Start

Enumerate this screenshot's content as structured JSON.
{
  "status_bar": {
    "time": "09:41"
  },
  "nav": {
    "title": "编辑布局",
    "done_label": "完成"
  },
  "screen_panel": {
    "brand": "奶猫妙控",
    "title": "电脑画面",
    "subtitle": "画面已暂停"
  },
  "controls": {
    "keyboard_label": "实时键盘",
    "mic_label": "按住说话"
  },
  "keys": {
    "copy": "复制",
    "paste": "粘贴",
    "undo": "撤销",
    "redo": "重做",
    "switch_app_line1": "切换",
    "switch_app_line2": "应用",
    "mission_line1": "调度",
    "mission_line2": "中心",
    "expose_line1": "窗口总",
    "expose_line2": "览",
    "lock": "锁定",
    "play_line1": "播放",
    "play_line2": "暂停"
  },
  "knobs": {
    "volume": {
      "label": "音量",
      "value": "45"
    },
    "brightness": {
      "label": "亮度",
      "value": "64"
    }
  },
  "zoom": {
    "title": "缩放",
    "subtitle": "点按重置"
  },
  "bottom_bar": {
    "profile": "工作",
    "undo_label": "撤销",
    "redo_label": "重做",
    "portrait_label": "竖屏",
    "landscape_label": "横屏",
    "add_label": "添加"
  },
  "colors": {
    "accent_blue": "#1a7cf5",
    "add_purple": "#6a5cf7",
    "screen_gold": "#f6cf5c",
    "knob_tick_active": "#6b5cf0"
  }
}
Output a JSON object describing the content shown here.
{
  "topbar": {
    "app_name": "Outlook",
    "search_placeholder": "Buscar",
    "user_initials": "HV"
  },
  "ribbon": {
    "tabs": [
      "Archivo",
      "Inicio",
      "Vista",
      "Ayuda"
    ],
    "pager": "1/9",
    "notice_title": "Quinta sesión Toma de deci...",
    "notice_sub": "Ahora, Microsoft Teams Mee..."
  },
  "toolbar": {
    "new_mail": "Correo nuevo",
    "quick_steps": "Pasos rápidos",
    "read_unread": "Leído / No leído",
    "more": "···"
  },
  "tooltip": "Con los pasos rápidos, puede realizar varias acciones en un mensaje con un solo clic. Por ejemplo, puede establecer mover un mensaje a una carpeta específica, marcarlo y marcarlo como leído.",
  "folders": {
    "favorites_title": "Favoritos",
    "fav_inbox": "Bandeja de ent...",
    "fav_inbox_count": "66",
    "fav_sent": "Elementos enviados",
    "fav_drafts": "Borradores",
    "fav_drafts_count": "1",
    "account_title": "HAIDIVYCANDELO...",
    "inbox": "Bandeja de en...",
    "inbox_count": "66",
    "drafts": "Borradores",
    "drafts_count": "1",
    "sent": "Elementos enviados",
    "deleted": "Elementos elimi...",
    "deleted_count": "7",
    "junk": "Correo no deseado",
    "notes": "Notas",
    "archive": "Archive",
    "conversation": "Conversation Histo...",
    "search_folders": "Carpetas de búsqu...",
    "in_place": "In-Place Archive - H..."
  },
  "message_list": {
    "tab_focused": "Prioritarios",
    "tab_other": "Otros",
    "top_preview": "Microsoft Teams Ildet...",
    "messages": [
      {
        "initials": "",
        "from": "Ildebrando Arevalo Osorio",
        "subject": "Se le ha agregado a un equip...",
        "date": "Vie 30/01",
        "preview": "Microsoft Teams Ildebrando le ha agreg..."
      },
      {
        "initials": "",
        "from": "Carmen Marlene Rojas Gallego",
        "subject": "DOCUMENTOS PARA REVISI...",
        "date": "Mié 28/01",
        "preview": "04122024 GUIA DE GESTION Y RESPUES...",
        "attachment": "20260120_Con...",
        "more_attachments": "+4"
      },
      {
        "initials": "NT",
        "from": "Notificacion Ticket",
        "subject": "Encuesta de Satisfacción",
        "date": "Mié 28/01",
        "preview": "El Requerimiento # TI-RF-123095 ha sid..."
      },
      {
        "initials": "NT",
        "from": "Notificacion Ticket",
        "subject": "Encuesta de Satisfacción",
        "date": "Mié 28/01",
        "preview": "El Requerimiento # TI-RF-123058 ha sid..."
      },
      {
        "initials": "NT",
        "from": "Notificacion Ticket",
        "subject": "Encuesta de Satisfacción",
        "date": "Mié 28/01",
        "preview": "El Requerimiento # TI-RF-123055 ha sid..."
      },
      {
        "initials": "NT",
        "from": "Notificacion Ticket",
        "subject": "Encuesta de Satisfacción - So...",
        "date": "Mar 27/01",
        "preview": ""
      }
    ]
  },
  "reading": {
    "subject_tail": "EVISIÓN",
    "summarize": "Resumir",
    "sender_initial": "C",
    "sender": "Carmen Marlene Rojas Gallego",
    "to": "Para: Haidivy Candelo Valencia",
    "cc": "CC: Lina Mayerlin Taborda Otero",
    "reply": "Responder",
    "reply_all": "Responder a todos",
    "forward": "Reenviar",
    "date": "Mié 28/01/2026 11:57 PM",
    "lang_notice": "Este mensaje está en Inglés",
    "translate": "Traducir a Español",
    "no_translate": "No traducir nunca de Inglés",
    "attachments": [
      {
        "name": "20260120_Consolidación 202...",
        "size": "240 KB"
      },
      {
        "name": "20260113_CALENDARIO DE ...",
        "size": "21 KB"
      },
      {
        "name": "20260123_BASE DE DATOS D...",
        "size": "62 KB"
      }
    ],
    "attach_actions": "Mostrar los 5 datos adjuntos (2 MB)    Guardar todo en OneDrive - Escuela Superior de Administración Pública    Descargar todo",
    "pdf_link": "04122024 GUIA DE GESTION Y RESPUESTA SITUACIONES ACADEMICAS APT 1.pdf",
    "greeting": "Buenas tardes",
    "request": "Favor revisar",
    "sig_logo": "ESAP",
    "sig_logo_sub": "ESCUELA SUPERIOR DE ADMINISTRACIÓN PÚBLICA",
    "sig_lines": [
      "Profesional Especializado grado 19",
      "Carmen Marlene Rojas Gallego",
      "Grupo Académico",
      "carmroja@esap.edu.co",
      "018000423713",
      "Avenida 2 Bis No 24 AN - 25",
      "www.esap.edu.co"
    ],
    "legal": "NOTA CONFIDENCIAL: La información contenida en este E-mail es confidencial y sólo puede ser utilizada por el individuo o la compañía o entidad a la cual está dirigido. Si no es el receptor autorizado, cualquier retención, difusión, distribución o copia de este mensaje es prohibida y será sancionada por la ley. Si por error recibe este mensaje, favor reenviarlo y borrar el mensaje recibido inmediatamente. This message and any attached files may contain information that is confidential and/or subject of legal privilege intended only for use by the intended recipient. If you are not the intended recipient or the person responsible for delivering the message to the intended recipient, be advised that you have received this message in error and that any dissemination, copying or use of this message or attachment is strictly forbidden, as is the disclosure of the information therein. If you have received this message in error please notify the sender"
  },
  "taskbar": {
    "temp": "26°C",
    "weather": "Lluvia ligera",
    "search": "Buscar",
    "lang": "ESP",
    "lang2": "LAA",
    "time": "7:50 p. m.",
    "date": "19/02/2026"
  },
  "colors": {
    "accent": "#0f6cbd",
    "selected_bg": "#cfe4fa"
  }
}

End

Where a line above holds the string "enviados", show that line.

    "fav_sent": "Elementos enviados",
    "sent": "Elementos enviados",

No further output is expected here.